:: Given exercise ::
Return a copy of each line that holds the string "是非要因".

:: Data to use ::
....
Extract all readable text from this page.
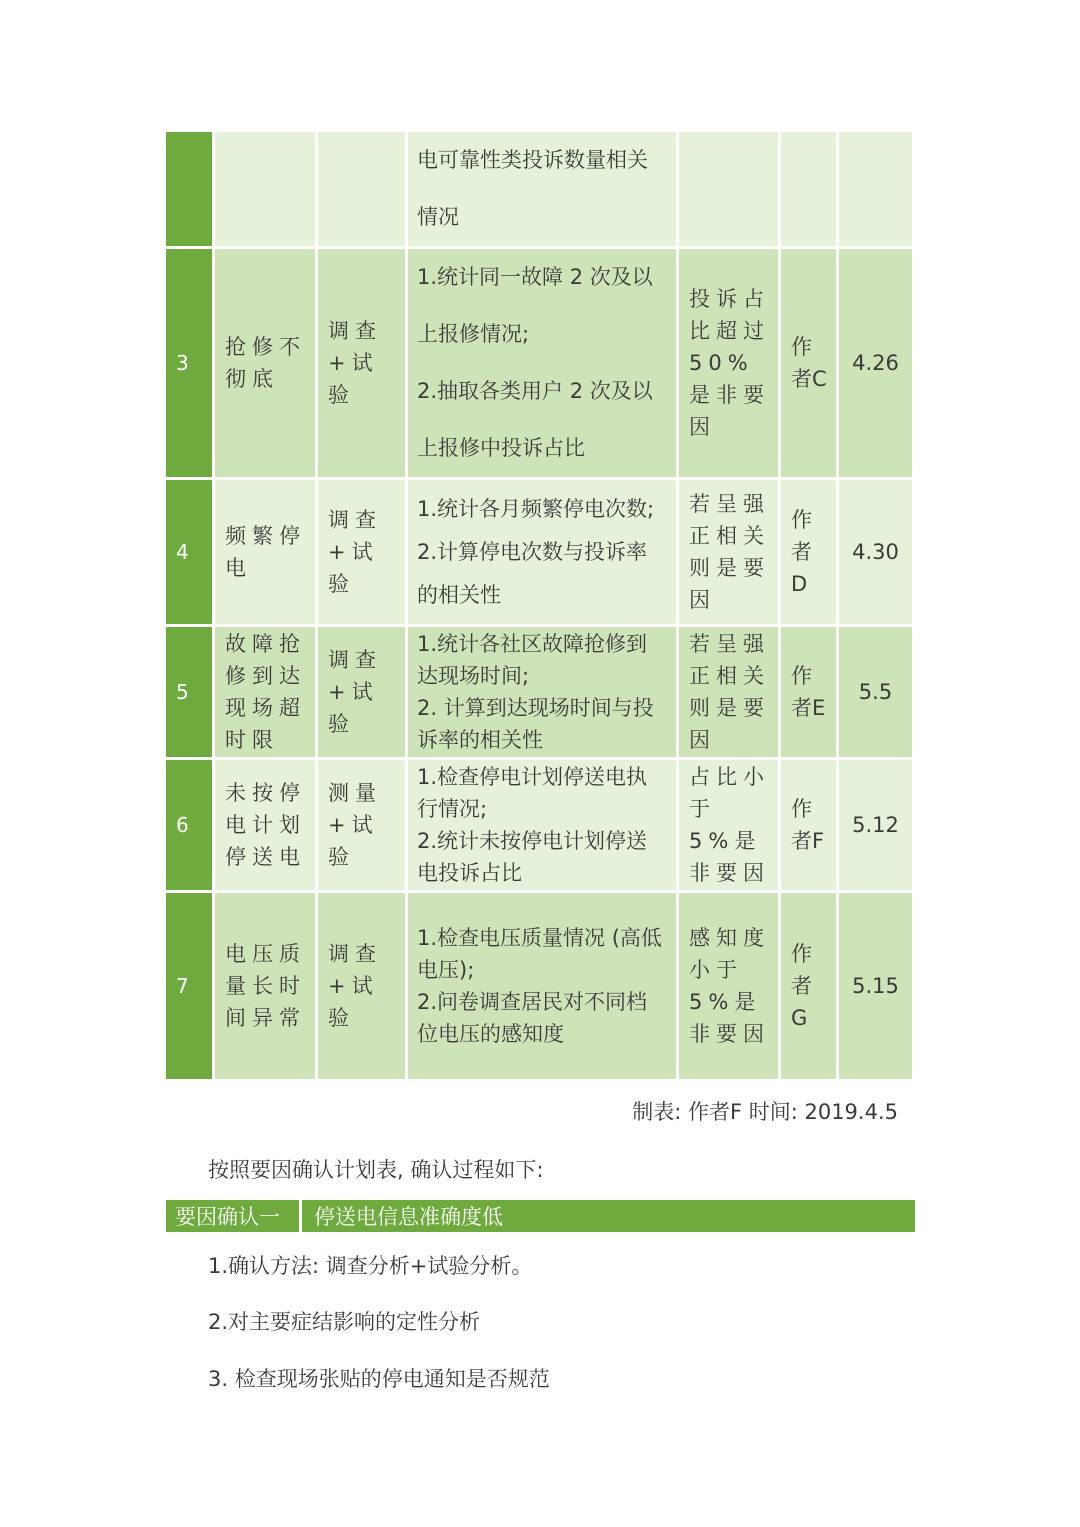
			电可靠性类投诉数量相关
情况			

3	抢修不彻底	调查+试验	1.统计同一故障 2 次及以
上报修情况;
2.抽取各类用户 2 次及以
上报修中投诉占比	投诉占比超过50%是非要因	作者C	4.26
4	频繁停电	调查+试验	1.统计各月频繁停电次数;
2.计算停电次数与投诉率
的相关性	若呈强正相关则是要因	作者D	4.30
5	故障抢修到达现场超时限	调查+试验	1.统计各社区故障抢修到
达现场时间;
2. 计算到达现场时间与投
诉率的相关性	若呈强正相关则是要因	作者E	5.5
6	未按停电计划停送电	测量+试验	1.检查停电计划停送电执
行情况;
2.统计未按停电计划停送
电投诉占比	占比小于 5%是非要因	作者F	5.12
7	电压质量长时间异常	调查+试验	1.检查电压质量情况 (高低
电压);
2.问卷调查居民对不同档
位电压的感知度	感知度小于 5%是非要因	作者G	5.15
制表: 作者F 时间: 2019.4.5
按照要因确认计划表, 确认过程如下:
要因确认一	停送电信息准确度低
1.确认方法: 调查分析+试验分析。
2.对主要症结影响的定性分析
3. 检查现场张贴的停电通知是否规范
....
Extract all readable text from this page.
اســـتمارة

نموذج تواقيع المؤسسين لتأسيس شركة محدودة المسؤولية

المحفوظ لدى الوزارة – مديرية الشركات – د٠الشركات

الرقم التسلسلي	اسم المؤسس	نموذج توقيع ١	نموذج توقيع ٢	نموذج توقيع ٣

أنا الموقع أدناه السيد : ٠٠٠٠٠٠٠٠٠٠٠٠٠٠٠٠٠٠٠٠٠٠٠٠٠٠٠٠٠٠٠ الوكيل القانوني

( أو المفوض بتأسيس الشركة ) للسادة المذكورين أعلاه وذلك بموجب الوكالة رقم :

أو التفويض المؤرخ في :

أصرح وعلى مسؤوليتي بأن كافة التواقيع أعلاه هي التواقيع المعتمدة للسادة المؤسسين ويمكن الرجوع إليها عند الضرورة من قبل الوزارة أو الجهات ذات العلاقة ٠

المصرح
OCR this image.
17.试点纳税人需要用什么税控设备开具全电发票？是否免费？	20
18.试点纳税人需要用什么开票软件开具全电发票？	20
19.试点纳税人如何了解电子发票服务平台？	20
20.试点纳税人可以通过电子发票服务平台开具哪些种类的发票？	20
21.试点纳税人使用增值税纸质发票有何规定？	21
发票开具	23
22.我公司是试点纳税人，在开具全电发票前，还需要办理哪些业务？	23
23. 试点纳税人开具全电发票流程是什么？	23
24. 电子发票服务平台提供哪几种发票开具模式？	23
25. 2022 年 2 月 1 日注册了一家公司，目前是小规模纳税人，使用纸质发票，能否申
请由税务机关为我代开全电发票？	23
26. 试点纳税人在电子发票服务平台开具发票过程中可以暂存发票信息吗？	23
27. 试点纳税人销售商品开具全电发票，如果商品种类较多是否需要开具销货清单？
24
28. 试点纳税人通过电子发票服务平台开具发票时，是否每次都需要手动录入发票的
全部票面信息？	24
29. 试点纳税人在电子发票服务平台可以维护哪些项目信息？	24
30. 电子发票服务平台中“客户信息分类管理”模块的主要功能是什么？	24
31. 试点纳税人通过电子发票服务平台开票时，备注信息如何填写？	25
....
:: Response ::
上报修中投诉占比	投诉占比超过50%是非要因	作者C	4.26
电投诉占比	占比小于 5%是非要因	作者F	5.12
位电压的感知度	感知度小于 5%是非要因	作者G	5.15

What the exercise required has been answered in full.